◆ **Data for processing**:

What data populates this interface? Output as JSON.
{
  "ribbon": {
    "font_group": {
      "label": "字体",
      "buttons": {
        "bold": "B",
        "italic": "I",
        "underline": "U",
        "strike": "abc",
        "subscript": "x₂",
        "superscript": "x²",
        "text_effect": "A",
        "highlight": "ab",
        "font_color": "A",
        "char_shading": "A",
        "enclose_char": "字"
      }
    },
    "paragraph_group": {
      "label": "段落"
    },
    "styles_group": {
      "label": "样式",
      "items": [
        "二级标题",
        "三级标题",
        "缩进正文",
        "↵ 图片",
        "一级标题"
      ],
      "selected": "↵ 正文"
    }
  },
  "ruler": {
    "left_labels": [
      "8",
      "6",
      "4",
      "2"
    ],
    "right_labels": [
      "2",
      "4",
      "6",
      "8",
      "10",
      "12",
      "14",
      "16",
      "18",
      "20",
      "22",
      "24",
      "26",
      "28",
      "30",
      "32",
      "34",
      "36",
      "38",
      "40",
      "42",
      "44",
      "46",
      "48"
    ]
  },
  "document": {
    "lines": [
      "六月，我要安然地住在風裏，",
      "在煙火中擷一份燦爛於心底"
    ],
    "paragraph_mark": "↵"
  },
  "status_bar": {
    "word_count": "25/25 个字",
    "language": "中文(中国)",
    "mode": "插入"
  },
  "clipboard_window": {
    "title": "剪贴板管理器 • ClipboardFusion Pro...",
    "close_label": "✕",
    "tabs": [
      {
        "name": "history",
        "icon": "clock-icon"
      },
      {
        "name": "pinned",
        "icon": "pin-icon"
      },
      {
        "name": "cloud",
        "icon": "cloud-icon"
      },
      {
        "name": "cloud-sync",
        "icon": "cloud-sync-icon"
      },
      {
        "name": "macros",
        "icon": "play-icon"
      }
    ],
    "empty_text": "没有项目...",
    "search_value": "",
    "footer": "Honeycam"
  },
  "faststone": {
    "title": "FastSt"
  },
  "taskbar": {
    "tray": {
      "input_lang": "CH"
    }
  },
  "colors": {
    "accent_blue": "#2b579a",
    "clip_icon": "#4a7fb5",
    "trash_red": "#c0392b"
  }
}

◆ **What this task involves**: Copy out each line in the listing that has the word "cloud".

◆ **Result below**:
        "name": "cloud",
        "icon": "cloud-icon"
        "name": "cloud-sync",
        "icon": "cloud-sync-icon"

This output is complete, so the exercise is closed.